STATED TASK:
Repeat the material below word for word and leave out all pictures.

DATA EXCERPTS:
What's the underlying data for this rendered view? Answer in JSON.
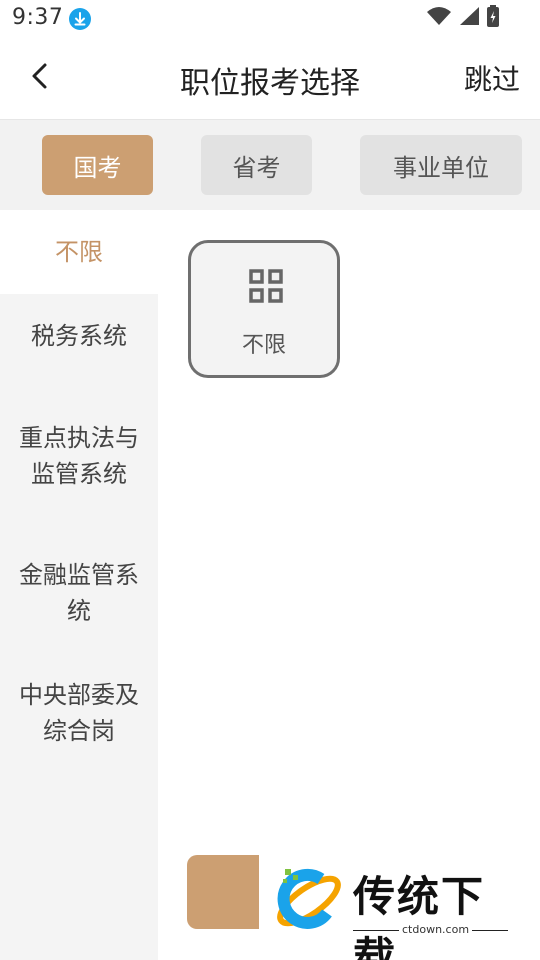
{
  "status_bar": {
    "time": "9:37",
    "icons": [
      "download-icon",
      "wifi-icon",
      "signal-icon",
      "battery-charging-icon"
    ]
  },
  "header": {
    "title": "职位报考选择",
    "skip_label": "跳过",
    "back_icon": "chevron-left-icon"
  },
  "tabs": [
    {
      "label": "国考",
      "active": true
    },
    {
      "label": "省考",
      "active": false
    },
    {
      "label": "事业单位",
      "active": false
    }
  ],
  "sidebar": {
    "items": [
      {
        "label": "不限",
        "active": true
      },
      {
        "label": "税务系统",
        "active": false
      },
      {
        "label": "重点执法与监管系统",
        "active": false
      },
      {
        "label": "金融监管系统",
        "active": false
      },
      {
        "label": "中央部委及综合岗",
        "active": false
      }
    ]
  },
  "options": [
    {
      "label": "不限",
      "icon": "grid-icon"
    }
  ],
  "watermark": {
    "brand": "传统下载",
    "url": "ctdown.com"
  },
  "colors": {
    "accent": "#cc9f72",
    "active_text": "#c49366",
    "download_badge": "#1aa3ea"
  }
}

SOLUTION FOR THIS TASK:
What's the underlying data for this rendered view? Answer in JSON.
{
  "status_bar": {
    "time": "9:37",
    "icons": [
      "download-icon",
      "wifi-icon",
      "signal-icon",
      "battery-charging-icon"
    ]
  },
  "header": {
    "title": "职位报考选择",
    "skip_label": "跳过",
    "back_icon": "chevron-left-icon"
  },
  "tabs": [
    {
      "label": "国考",
      "active": true
    },
    {
      "label": "省考",
      "active": false
    },
    {
      "label": "事业单位",
      "active": false
    }
  ],
  "sidebar": {
    "items": [
      {
        "label": "不限",
        "active": true
      },
      {
        "label": "税务系统",
        "active": false
      },
      {
        "label": "重点执法与监管系统",
        "active": false
      },
      {
        "label": "金融监管系统",
        "active": false
      },
      {
        "label": "中央部委及综合岗",
        "active": false
      }
    ]
  },
  "options": [
    {
      "label": "不限",
      "icon": "grid-icon"
    }
  ],
  "watermark": {
    "brand": "传统下载",
    "url": "ctdown.com"
  },
  "colors": {
    "accent": "#cc9f72",
    "active_text": "#c49366",
    "download_badge": "#1aa3ea"
  }
}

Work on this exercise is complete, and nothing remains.